→ Written exercise:
Among the records below, find each line that includes the string "各产品线销售额占比" and copy it.

→ Input rows:
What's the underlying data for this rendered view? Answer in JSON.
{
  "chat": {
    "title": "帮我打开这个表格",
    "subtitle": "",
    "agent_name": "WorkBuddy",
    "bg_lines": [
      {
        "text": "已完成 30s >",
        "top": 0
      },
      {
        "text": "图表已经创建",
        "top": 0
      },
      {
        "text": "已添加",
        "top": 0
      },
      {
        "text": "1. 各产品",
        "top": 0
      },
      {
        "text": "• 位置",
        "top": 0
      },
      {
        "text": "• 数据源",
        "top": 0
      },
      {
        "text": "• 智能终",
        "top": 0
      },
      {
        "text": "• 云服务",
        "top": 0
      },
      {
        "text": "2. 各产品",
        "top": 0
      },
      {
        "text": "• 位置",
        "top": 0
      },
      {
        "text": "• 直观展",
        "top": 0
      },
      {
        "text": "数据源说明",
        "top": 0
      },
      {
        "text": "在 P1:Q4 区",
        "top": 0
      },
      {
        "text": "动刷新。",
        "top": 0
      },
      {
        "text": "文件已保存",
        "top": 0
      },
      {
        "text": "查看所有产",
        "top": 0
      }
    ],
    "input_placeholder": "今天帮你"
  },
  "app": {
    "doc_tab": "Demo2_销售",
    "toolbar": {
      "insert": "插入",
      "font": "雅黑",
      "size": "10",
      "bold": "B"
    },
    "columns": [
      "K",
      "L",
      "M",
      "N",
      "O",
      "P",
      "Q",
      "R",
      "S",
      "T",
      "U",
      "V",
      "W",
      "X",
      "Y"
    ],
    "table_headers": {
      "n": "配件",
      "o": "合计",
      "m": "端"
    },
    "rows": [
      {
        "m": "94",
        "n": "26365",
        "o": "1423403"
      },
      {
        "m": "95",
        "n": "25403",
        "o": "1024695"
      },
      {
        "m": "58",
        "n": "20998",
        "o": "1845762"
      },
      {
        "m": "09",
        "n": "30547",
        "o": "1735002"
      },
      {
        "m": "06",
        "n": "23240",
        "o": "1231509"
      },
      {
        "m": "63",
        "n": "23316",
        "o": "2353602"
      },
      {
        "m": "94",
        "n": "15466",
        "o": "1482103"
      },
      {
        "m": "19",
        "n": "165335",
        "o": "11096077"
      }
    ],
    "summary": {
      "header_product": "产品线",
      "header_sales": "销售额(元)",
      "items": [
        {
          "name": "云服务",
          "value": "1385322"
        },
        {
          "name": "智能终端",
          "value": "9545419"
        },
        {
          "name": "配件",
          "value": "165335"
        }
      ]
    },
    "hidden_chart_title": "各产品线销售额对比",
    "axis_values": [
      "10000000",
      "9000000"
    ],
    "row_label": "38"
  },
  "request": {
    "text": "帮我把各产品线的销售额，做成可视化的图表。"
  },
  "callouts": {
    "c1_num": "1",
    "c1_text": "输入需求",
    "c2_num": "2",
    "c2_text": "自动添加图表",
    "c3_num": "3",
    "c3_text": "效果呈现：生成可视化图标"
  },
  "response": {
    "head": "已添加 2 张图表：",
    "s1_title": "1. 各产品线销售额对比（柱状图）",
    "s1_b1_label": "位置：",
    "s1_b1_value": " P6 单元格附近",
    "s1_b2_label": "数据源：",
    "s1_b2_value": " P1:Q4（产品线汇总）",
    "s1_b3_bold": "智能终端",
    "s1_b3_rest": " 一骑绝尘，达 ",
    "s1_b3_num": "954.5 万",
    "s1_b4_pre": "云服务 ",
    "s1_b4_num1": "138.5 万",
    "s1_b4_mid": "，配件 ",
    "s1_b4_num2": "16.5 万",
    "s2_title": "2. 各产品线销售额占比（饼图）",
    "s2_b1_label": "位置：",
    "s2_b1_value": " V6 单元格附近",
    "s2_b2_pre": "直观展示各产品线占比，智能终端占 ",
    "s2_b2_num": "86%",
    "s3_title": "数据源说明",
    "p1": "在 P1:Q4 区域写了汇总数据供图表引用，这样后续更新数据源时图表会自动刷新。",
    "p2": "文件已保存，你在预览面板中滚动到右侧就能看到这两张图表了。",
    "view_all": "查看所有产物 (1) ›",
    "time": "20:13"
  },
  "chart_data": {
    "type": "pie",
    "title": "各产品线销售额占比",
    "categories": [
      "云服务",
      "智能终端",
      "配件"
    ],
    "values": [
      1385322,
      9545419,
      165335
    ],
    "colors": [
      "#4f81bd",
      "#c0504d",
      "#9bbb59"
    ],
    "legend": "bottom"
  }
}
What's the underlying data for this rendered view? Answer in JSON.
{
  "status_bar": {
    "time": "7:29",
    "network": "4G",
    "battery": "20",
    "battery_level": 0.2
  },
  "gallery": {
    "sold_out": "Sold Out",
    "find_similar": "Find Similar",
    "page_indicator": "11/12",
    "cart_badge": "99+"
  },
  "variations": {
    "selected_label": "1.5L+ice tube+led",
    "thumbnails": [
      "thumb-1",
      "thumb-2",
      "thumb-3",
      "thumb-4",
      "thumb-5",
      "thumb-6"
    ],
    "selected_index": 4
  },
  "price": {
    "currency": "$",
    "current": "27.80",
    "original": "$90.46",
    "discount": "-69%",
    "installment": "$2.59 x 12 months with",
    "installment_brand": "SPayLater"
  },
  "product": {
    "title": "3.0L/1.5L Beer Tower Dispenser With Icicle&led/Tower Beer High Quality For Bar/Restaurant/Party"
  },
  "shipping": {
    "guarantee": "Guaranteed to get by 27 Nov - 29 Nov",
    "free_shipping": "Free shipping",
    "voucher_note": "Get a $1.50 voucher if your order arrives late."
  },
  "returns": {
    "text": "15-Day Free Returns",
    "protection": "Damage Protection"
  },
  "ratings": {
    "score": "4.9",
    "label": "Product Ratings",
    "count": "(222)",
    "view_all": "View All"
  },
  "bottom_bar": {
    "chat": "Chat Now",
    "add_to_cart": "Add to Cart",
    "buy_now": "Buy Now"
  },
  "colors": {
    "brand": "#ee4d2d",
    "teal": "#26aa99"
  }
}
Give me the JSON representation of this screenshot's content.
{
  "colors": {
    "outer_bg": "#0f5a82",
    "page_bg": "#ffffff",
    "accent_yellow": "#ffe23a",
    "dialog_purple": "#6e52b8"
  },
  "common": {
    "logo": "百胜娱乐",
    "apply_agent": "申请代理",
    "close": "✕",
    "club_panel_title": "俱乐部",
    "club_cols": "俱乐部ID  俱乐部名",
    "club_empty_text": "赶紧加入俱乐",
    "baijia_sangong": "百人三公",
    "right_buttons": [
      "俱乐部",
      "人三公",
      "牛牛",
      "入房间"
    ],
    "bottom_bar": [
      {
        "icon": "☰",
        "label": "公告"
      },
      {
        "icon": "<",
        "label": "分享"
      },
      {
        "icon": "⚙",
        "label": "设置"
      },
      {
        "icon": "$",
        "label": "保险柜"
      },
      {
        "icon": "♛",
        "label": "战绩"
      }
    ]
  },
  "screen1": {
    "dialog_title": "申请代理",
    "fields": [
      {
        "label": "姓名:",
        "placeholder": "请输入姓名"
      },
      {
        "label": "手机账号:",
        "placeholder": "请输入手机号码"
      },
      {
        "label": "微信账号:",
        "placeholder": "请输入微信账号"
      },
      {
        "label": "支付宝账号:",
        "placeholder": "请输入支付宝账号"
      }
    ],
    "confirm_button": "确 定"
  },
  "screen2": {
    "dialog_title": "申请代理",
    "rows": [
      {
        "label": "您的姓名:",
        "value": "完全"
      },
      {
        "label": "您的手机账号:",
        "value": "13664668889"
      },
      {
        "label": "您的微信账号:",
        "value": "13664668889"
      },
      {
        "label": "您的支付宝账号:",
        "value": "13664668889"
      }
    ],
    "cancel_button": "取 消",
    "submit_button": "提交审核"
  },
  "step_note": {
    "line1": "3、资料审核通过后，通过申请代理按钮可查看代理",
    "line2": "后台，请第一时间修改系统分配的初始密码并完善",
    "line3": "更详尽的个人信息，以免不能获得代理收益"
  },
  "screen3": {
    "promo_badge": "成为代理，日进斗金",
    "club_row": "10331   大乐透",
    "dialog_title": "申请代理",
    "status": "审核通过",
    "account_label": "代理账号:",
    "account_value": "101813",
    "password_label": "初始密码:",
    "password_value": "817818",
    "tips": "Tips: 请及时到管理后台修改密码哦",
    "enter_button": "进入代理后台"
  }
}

→ Exercise result:
    "s2_title": "2. 各产品线销售额占比（饼图）",
    "title": "各产品线销售额占比",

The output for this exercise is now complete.